▶ [Task] Copy each line of the data below with the word "assist".

▶ [Given records]
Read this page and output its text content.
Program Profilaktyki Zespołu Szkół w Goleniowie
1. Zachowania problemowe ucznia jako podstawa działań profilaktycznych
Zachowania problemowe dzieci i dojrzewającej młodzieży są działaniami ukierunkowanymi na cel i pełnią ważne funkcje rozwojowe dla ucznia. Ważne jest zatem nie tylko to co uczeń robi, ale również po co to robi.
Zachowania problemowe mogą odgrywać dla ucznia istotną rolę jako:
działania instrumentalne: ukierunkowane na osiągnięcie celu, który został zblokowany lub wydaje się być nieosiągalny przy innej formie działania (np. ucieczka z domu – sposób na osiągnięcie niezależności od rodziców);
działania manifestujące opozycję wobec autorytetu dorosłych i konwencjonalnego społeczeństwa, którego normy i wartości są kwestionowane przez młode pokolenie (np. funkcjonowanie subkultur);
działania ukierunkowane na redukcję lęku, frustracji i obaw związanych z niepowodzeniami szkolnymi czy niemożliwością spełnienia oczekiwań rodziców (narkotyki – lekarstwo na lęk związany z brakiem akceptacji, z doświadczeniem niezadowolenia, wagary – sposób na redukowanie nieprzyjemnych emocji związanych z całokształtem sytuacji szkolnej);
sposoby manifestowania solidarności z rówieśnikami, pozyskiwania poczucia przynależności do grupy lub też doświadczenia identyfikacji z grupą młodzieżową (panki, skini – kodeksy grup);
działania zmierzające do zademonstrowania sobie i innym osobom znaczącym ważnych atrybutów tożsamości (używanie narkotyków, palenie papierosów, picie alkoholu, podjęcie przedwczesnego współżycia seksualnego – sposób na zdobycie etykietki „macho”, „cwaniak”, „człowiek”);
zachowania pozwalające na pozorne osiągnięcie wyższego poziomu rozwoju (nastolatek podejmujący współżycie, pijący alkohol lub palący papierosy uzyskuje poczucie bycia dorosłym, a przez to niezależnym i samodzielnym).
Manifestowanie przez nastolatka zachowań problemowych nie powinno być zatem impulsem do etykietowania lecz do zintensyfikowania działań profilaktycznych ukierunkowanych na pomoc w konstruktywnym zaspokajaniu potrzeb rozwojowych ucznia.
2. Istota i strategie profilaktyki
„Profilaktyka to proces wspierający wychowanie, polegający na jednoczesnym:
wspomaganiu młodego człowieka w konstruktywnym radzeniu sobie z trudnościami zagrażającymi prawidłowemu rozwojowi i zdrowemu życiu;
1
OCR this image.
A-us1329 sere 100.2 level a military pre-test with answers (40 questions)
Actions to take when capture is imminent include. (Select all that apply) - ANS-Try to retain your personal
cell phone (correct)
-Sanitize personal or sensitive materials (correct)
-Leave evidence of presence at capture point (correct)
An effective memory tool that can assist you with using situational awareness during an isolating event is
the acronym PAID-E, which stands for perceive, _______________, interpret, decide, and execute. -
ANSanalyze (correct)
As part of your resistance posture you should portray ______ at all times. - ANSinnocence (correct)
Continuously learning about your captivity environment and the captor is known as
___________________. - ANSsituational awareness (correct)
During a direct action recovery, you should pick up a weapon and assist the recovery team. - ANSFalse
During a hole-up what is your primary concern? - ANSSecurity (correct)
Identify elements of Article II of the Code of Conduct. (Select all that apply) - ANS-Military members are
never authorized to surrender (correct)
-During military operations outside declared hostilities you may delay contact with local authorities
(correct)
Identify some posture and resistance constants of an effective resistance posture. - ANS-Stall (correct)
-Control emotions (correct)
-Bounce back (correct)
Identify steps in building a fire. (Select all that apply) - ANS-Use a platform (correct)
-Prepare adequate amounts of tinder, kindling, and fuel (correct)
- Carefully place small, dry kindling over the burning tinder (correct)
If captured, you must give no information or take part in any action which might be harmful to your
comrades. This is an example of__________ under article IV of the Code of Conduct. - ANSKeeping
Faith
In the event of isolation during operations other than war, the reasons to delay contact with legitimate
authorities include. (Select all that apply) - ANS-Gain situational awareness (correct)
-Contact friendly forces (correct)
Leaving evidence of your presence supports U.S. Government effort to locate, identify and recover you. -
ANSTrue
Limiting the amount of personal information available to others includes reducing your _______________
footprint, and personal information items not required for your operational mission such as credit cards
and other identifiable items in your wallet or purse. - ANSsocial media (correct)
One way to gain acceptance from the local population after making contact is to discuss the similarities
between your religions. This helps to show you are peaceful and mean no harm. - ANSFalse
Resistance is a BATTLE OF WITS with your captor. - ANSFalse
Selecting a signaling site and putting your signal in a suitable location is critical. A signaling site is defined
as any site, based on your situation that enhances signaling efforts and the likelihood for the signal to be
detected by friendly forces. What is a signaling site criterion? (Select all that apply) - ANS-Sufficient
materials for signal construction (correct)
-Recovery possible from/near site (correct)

▶ [Complete response]
An effective memory tool that can assist you with using situational awareness during an isolating event is
During a direct action recovery, you should pick up a weapon and assist the recovery team. - ANSFalse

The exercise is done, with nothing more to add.